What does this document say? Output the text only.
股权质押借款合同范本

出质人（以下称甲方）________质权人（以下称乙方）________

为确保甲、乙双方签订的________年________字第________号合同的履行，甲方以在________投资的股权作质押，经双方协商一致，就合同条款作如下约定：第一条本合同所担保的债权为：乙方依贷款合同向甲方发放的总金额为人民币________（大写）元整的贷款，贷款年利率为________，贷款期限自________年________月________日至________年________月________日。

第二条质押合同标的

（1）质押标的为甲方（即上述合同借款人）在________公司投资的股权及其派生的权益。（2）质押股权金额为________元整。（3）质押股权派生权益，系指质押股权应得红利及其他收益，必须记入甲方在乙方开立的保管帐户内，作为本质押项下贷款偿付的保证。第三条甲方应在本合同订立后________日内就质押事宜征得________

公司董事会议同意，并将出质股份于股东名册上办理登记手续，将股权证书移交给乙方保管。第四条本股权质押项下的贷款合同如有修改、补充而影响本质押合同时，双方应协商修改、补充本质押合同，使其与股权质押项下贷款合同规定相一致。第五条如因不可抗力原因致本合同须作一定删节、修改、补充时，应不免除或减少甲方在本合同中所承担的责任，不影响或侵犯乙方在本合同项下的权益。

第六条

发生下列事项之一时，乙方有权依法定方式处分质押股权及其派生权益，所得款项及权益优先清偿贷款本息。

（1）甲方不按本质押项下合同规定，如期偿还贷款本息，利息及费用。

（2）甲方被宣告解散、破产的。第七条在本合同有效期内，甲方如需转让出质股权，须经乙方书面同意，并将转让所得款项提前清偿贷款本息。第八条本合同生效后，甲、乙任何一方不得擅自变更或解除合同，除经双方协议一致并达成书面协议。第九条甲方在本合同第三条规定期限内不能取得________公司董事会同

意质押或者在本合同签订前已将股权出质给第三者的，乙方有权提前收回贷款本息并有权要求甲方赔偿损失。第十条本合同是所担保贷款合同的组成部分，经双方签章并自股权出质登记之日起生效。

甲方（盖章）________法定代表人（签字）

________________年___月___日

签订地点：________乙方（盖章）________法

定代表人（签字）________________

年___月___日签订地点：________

EXERCISE DIRECTIONS:
Write out the records shown above, exactly as they appear.

WORKED ANSWER:
What does this document say? Output the text only.
股权质押借款合同范本

出质人（以下称甲方）________质权人（以下称乙方）________

为确保甲、乙双方签订的________年________字第________号合同的履行，甲方以在________投资的股权作质押，经双方协商一致，就合同条款作如下约定：第一条本合同所担保的债权为：乙方依贷款合同向甲方发放的总金额为人民币________（大写）元整的贷款，贷款年利率为________，贷款期限自________年________月________日至________年________月________日。

第二条质押合同标的

（1）质押标的为甲方（即上述合同借款人）在________公司投资的股权及其派生的权益。（2）质押股权金额为________元整。（3）质押股权派生权益，系指质押股权应得红利及其他收益，必须记入甲方在乙方开立的保管帐户内，作为本质押项下贷款偿付的保证。第三条甲方应在本合同订立后________日内就质押事宜征得________

公司董事会议同意，并将出质股份于股东名册上办理登记手续，将股权证书移交给乙方保管。第四条本股权质押项下的贷款合同如有修改、补充而影响本质押合同时，双方应协商修改、补充本质押合同，使其与股权质押项下贷款合同规定相一致。第五条如因不可抗力原因致本合同须作一定删节、修改、补充时，应不免除或减少甲方在本合同中所承担的责任，不影响或侵犯乙方在本合同项下的权益。

第六条

发生下列事项之一时，乙方有权依法定方式处分质押股权及其派生权益，所得款项及权益优先清偿贷款本息。

（1）甲方不按本质押项下合同规定，如期偿还贷款本息，利息及费用。

（2）甲方被宣告解散、破产的。第七条在本合同有效期内，甲方如需转让出质股权，须经乙方书面同意，并将转让所得款项提前清偿贷款本息。第八条本合同生效后，甲、乙任何一方不得擅自变更或解除合同，除经双方协议一致并达成书面协议。第九条甲方在本合同第三条规定期限内不能取得________公司董事会同

意质押或者在本合同签订前已将股权出质给第三者的，乙方有权提前收回贷款本息并有权要求甲方赔偿损失。第十条本合同是所担保贷款合同的组成部分，经双方签章并自股权出质登记之日起生效。

甲方（盖章）________法定代表人（签字）

________________年___月___日

签订地点：________乙方（盖章）________法

定代表人（签字）________________

年___月___日签订地点：________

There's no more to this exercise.